_MATÉRIEL DE L'EXERCICE_
================================
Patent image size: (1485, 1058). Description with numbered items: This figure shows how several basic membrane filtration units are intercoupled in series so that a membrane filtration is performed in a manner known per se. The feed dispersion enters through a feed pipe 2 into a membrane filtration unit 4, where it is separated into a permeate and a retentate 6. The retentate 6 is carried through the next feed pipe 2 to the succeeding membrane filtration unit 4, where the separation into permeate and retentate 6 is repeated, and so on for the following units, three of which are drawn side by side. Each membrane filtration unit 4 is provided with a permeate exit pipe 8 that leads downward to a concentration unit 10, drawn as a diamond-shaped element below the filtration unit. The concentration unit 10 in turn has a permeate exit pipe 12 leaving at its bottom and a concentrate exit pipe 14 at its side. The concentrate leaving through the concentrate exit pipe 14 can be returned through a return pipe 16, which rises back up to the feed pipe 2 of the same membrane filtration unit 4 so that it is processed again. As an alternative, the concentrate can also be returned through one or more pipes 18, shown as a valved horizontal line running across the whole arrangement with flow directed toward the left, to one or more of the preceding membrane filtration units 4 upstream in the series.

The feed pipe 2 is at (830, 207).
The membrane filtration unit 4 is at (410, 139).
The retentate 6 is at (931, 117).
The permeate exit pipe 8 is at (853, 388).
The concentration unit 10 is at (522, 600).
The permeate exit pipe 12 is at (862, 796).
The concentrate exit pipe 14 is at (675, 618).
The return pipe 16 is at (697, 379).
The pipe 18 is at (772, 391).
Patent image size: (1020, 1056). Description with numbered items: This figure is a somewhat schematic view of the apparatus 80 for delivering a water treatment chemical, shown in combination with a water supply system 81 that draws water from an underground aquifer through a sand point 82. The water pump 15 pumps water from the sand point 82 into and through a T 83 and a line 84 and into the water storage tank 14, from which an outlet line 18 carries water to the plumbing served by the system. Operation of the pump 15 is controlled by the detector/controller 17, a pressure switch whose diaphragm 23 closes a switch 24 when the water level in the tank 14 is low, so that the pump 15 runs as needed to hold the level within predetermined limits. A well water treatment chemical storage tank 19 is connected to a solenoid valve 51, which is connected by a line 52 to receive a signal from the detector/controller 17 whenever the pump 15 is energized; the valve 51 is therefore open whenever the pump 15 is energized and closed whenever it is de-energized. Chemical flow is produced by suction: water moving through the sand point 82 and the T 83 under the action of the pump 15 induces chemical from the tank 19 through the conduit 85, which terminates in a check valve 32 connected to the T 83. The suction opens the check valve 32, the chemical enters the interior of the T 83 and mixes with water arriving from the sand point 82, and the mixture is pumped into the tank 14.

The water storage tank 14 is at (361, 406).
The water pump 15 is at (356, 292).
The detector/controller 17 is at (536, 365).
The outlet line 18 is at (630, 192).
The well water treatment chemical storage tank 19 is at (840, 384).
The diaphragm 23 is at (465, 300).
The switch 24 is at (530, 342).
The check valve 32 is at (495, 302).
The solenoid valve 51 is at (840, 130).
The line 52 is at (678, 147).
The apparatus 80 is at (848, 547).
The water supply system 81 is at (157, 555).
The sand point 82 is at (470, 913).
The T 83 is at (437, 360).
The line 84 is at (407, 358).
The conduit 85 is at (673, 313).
================================
_VOS CONSIGNES_
Mettez à jour l'ensemble des enregistrements ci-dessus en remplaçant "Patent image size" par "Dimensions of the patent image", sans modifier quoi que ce soit d'autre.

_RÉPONSE RÉDIGÉE_
Dimensions of the patent image: (1485, 1058). Description with numbered items: This figure shows how several basic membrane filtration units are intercoupled in series so that a membrane filtration is performed in a manner known per se. The feed dispersion enters through a feed pipe 2 into a membrane filtration unit 4, where it is separated into a permeate and a retentate 6. The retentate 6 is carried through the next feed pipe 2 to the succeeding membrane filtration unit 4, where the separation into permeate and retentate 6 is repeated, and so on for the following units, three of which are drawn side by side. Each membrane filtration unit 4 is provided with a permeate exit pipe 8 that leads downward to a concentration unit 10, drawn as a diamond-shaped element below the filtration unit. The concentration unit 10 in turn has a permeate exit pipe 12 leaving at its bottom and a concentrate exit pipe 14 at its side. The concentrate leaving through the concentrate exit pipe 14 can be returned through a return pipe 16, which rises back up to the feed pipe 2 of the same membrane filtration unit 4 so that it is processed again. As an alternative, the concentrate can also be returned through one or more pipes 18, shown as a valved horizontal line running across the whole arrangement with flow directed toward the left, to one or more of the preceding membrane filtration units 4 upstream in the series.

The feed pipe 2 is at (830, 207).
The membrane filtration unit 4 is at (410, 139).
The retentate 6 is at (931, 117).
The permeate exit pipe 8 is at (853, 388).
The concentration unit 10 is at (522, 600).
The permeate exit pipe 12 is at (862, 796).
The concentrate exit pipe 14 is at (675, 618).
The return pipe 16 is at (697, 379).
The pipe 18 is at (772, 391).
Dimensions of the patent image: (1020, 1056). Description with numbered items: This figure is a somewhat schematic view of the apparatus 80 for delivering a water treatment chemical, shown in combination with a water supply system 81 that draws water from an underground aquifer through a sand point 82. The water pump 15 pumps water from the sand point 82 into and through a T 83 and a line 84 and into the water storage tank 14, from which an outlet line 18 carries water to the plumbing served by the system. Operation of the pump 15 is controlled by the detector/controller 17, a pressure switch whose diaphragm 23 closes a switch 24 when the water level in the tank 14 is low, so that the pump 15 runs as needed to hold the level within predetermined limits. A well water treatment chemical storage tank 19 is connected to a solenoid valve 51, which is connected by a line 52 to receive a signal from the detector/controller 17 whenever the pump 15 is energized; the valve 51 is therefore open whenever the pump 15 is energized and closed whenever it is de-energized. Chemical flow is produced by suction: water moving through the sand point 82 and the T 83 under the action of the pump 15 induces chemical from the tank 19 through the conduit 85, which terminates in a check valve 32 connected to the T 83. The suction opens the check valve 32, the chemical enters the interior of the T 83 and mixes with water arriving from the sand point 82, and the mixture is pumped into the tank 14.

The water storage tank 14 is at (361, 406).
The water pump 15 is at (356, 292).
The detector/controller 17 is at (536, 365).
The outlet line 18 is at (630, 192).
The well water treatment chemical storage tank 19 is at (840, 384).
The diaphragm 23 is at (465, 300).
The switch 24 is at (530, 342).
The check valve 32 is at (495, 302).
The solenoid valve 51 is at (840, 130).
The line 52 is at (678, 147).
The apparatus 80 is at (848, 547).
The water supply system 81 is at (157, 555).
The sand point 82 is at (470, 913).
The T 83 is at (437, 360).
The line 84 is at (407, 358).
The conduit 85 is at (673, 313).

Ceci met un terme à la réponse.